## Excerpt to read:
■ ■ ■
USNS Sgt. Matej Kocak (T-AK-3005), (former SS Sgt. Matej Kocak (AK-3005)), is the lead ship of the  built in 1981. The ship is named after Sergeant Matej Kocak, an American Marine who was awarded the Medal of Honor during World War I.

Construction and commissioning 
The ship was built in 1981 at the Sun Shipbuilding, Chester, Pennsylvania. She was put into the service of Waterman Steamship Corp. as John B. Waterman.

In 1984, she was acquired and chartered by the Navy under a long-term contract. The ship underwent conversion at the National Steel and Shipbuilding, San Diego until October 1984. Later that year, put into service as SS Sgt. Matej Kocak (AK-3005). Sgt. Matej Kocak was put into the Maritime Prepositioning Ship Squadron 2, based at Diego Garcia in the Indian Ocean to support the US Marine Corps Expeditionary Brigade.
■ ■ ■
## Exercise requirements:
Using the ship history above, explain why the vessel is named Sgt. Matej Kocak.
■ ■ ■
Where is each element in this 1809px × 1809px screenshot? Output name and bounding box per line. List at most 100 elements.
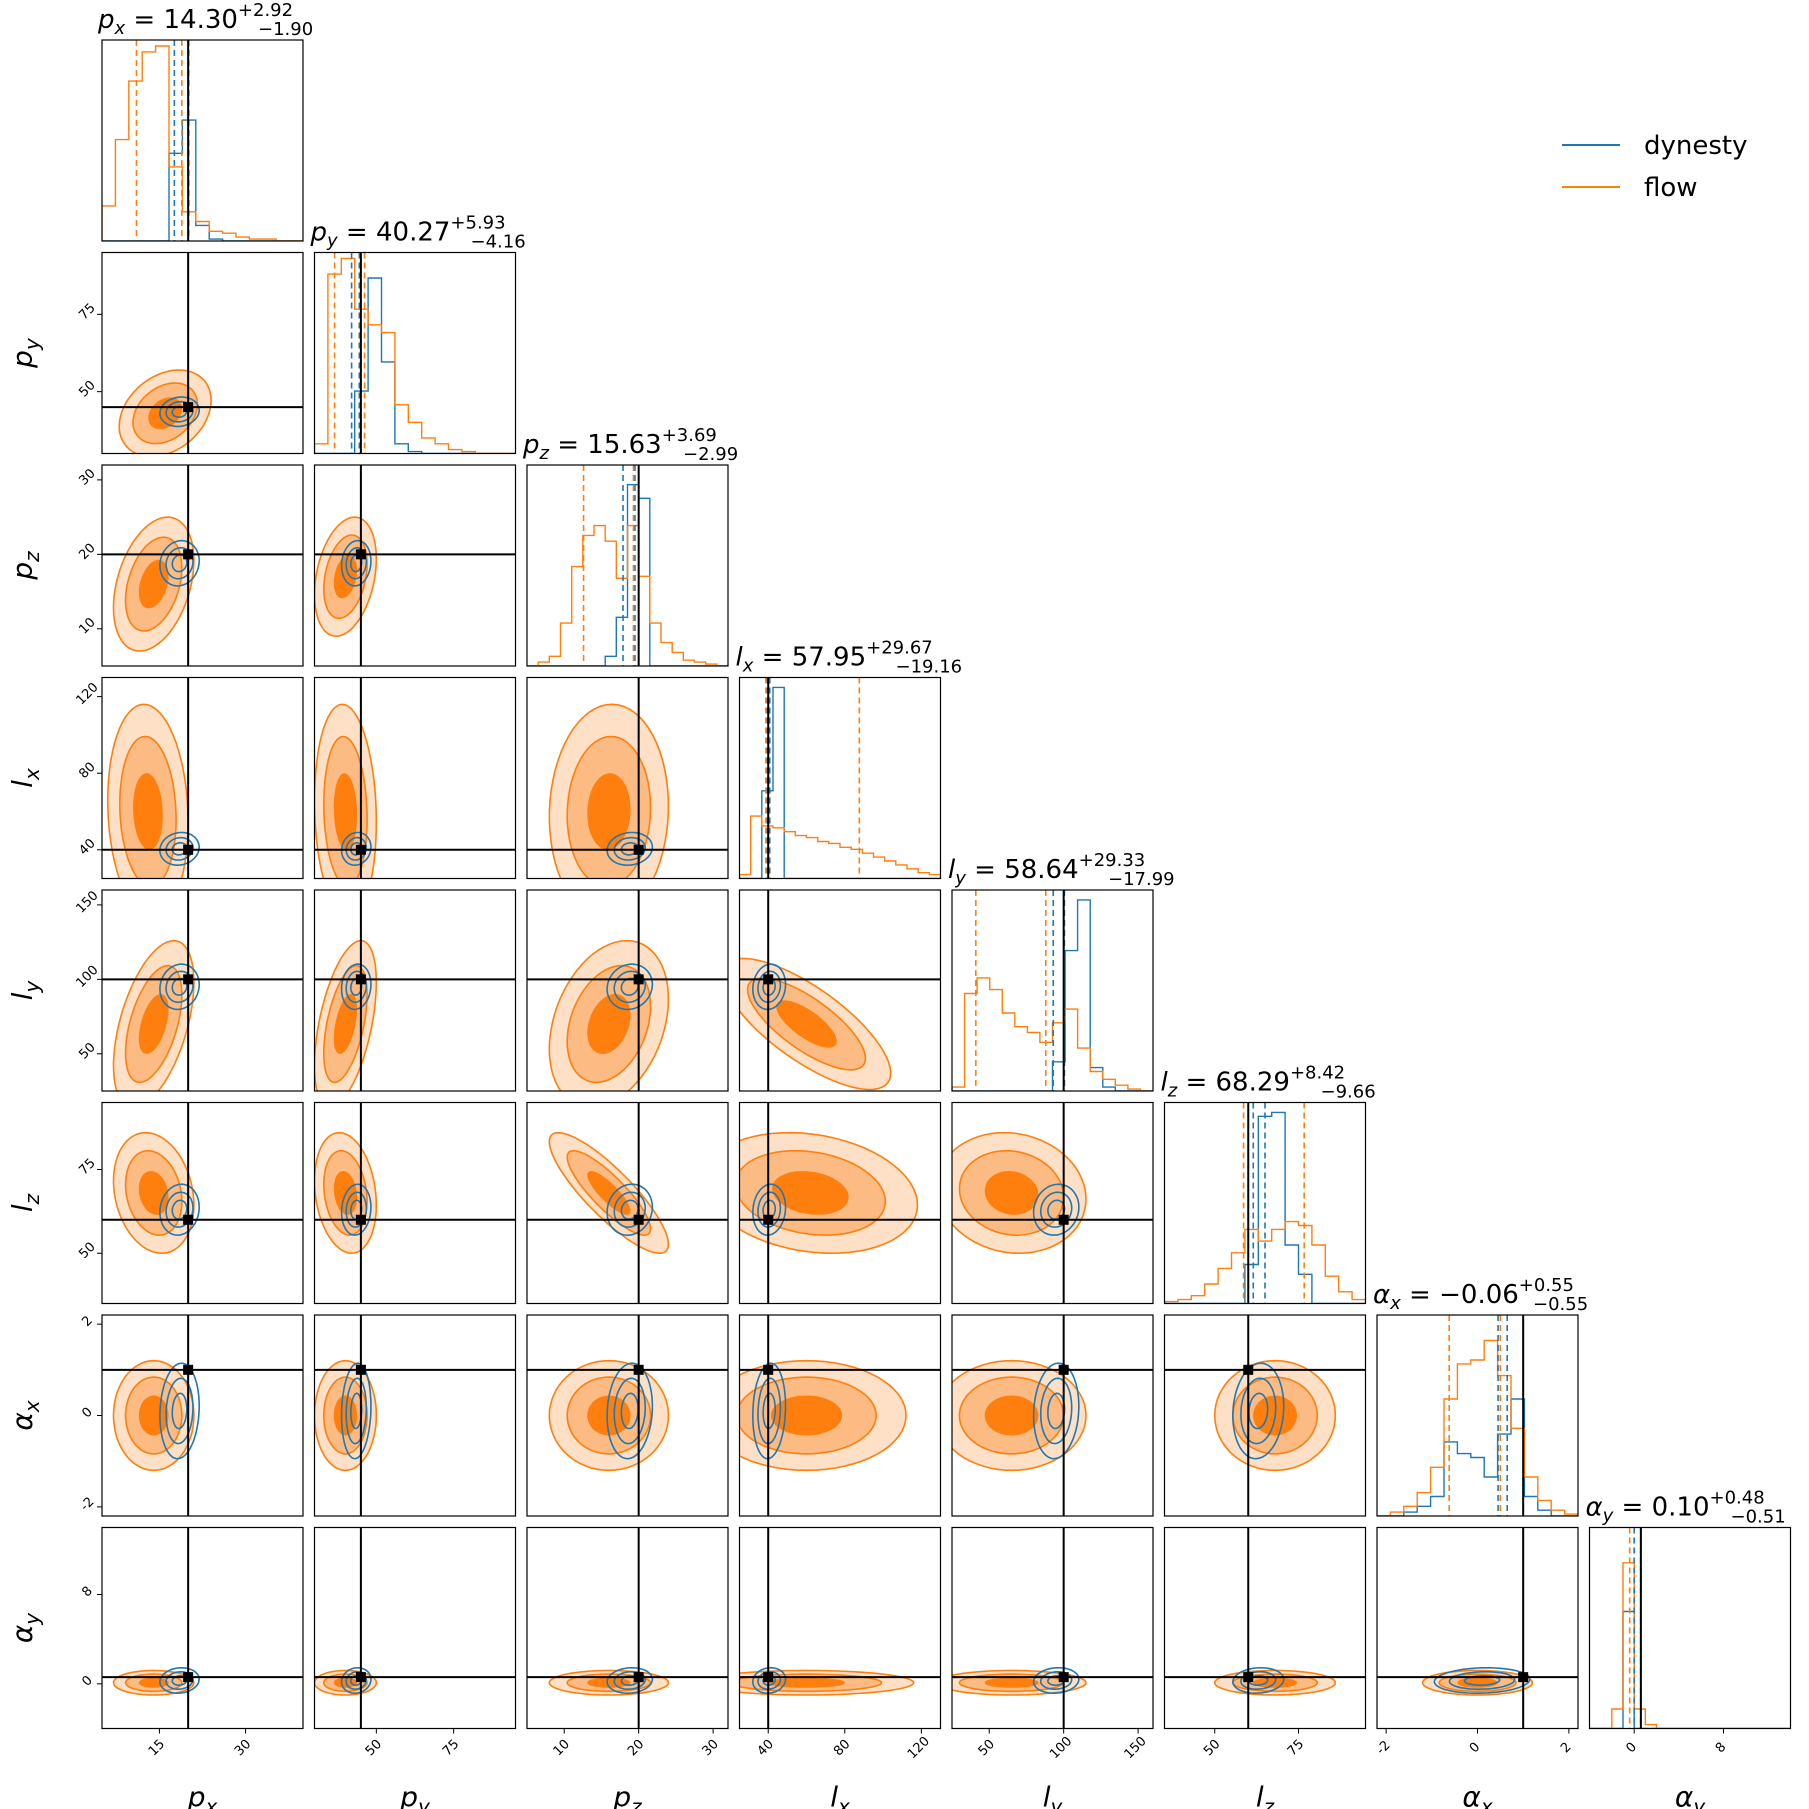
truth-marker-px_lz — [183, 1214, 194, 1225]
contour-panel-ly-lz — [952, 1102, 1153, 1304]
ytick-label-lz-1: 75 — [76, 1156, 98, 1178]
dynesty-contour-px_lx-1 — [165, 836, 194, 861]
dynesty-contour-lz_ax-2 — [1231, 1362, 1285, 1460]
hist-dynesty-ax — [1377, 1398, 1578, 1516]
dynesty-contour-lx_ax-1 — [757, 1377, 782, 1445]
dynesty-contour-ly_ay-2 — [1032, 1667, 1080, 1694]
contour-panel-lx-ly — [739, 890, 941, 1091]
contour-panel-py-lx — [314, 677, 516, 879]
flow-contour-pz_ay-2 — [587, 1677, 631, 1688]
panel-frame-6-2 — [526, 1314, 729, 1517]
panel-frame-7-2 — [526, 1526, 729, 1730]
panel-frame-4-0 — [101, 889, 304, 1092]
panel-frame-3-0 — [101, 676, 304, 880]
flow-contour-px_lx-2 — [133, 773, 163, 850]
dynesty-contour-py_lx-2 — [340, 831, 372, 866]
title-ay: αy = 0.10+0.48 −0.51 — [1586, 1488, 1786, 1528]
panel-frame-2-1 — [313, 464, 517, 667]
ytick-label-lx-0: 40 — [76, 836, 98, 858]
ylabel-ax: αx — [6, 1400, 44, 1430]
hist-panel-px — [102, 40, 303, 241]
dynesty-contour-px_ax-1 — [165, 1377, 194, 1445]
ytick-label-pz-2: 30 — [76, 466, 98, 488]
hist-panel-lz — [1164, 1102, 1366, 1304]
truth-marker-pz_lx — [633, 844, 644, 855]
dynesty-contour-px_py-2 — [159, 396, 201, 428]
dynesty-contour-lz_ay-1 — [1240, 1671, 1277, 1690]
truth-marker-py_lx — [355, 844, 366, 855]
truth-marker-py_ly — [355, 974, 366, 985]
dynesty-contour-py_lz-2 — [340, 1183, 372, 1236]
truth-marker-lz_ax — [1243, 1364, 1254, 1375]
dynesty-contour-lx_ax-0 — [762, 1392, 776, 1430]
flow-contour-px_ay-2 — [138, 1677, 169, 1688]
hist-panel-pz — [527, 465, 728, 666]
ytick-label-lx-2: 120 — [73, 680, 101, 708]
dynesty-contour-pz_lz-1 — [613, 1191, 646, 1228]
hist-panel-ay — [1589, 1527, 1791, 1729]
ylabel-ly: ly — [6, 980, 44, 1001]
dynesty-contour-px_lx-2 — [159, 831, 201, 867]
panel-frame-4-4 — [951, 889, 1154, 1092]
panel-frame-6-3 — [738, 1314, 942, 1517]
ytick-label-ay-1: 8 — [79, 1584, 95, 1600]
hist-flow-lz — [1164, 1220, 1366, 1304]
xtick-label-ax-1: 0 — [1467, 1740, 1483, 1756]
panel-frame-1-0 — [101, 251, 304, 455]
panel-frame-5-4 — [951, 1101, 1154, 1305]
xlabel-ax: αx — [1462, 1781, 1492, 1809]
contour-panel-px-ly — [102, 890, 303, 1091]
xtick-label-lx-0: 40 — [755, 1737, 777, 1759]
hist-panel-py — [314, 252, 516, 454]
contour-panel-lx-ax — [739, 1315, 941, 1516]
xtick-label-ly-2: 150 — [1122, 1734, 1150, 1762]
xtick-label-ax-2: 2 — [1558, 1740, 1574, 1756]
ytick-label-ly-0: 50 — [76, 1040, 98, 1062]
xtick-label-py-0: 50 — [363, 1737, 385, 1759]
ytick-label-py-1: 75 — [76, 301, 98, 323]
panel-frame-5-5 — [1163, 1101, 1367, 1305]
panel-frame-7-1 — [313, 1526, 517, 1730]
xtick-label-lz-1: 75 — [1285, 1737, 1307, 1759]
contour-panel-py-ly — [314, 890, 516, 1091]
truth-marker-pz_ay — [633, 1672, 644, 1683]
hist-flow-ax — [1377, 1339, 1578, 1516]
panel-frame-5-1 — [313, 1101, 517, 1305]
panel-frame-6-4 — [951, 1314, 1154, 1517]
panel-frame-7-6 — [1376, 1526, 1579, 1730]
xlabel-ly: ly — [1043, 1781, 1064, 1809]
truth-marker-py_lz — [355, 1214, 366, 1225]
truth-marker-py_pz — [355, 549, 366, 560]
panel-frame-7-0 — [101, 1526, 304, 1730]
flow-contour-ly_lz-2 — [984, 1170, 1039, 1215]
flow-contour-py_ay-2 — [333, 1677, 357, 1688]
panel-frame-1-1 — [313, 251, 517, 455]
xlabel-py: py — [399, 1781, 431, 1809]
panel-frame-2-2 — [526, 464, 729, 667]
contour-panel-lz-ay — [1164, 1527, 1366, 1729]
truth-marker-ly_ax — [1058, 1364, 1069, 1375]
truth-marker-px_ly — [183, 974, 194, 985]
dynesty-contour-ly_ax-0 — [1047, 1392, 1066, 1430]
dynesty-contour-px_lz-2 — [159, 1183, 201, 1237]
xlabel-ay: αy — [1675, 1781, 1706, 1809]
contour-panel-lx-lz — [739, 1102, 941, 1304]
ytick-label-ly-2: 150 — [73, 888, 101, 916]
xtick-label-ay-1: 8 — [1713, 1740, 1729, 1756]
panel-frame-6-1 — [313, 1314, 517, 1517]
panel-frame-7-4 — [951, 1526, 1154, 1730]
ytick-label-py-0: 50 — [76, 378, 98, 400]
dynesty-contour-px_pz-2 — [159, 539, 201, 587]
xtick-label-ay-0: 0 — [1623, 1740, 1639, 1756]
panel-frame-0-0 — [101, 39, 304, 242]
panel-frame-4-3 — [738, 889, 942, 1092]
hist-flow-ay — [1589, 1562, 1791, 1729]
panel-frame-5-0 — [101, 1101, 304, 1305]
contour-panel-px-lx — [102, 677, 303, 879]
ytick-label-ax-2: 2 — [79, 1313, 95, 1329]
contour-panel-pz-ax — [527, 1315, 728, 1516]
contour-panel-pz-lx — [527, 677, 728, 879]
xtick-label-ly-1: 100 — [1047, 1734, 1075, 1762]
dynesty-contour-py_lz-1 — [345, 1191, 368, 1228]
■ ■ ■
## Task response:
The ship is named after Sergeant Matej Kocak, an American Marine who was awarded the Medal of Honor during World War I.